Exercise: Output every entry exactly as written, but omit the pictures.

Begin

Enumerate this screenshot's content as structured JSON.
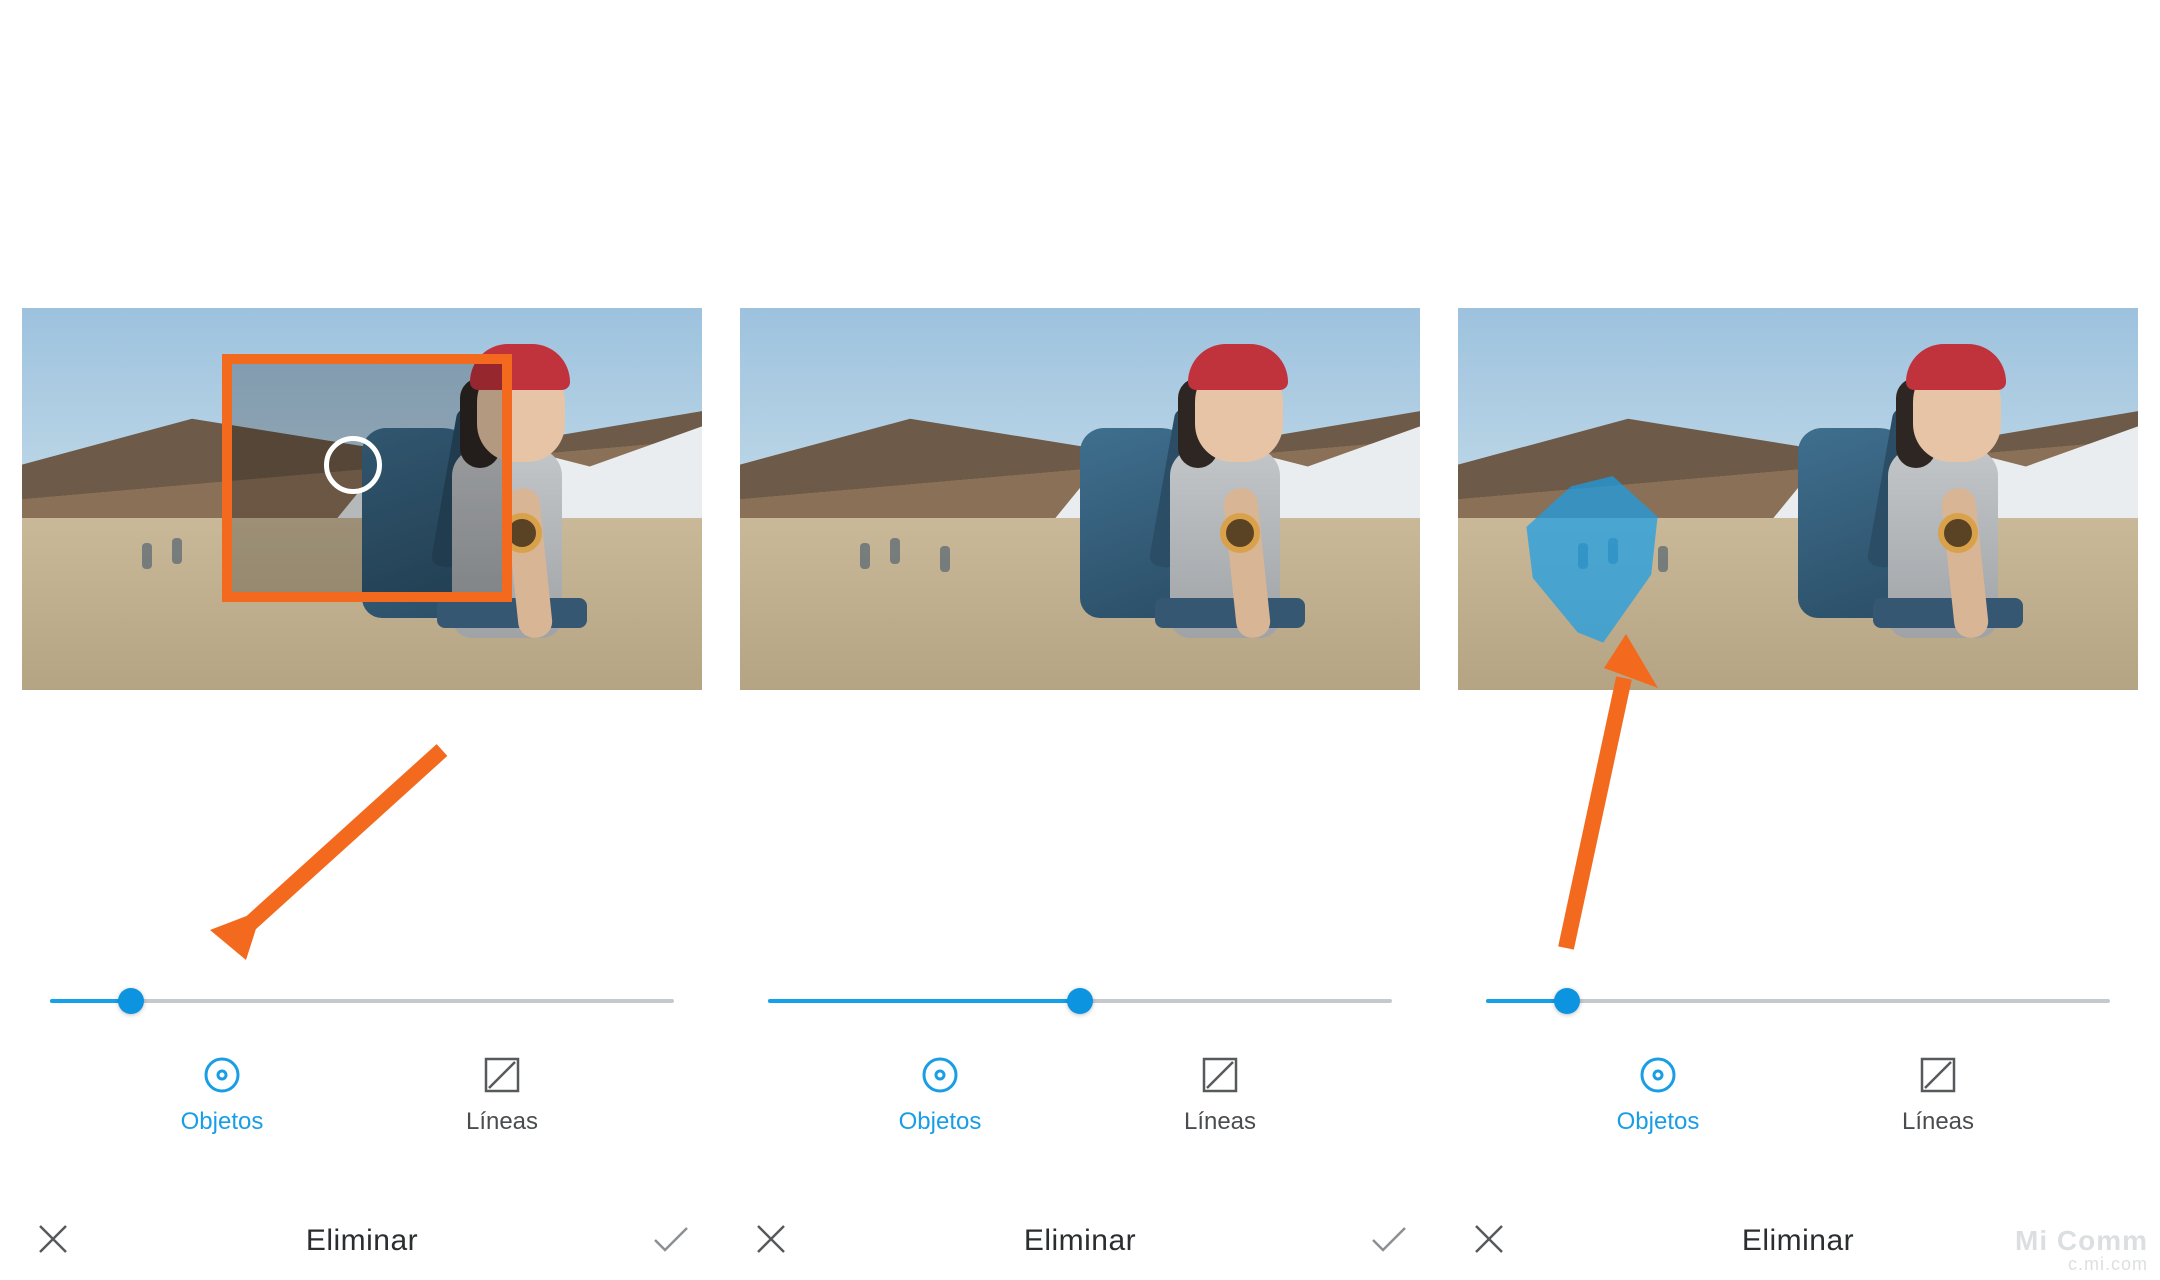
{
  "accent_color": "#199ee6",
  "annotation_color": "#f36a1f",
  "watermark": {
    "line1": "Mi Comm",
    "line2": "c.mi.com"
  },
  "panels": [
    {
      "slider_percent": 13,
      "tools": {
        "objetos": "Objetos",
        "lineas": "Líneas",
        "active": "objetos"
      },
      "title": "Eliminar",
      "show_confirm": true
    },
    {
      "slider_percent": 50,
      "tools": {
        "objetos": "Objetos",
        "lineas": "Líneas",
        "active": "objetos"
      },
      "title": "Eliminar",
      "show_confirm": true
    },
    {
      "slider_percent": 13,
      "tools": {
        "objetos": "Objetos",
        "lineas": "Líneas",
        "active": "objetos"
      },
      "title": "Eliminar",
      "show_confirm": false
    }
  ]
}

End

Reply to the exercise:
Enumerate this screenshot's content as structured JSON.
{
  "accent_color": "#199ee6",
  "annotation_color": "#f36a1f",
  "watermark": {
    "line1": "Mi Comm",
    "line2": "c.mi.com"
  },
  "panels": [
    {
      "slider_percent": 13,
      "tools": {
        "objetos": "Objetos",
        "lineas": "Líneas",
        "active": "objetos"
      },
      "title": "Eliminar",
      "show_confirm": true
    },
    {
      "slider_percent": 50,
      "tools": {
        "objetos": "Objetos",
        "lineas": "Líneas",
        "active": "objetos"
      },
      "title": "Eliminar",
      "show_confirm": true
    },
    {
      "slider_percent": 13,
      "tools": {
        "objetos": "Objetos",
        "lineas": "Líneas",
        "active": "objetos"
      },
      "title": "Eliminar",
      "show_confirm": false
    }
  ]
}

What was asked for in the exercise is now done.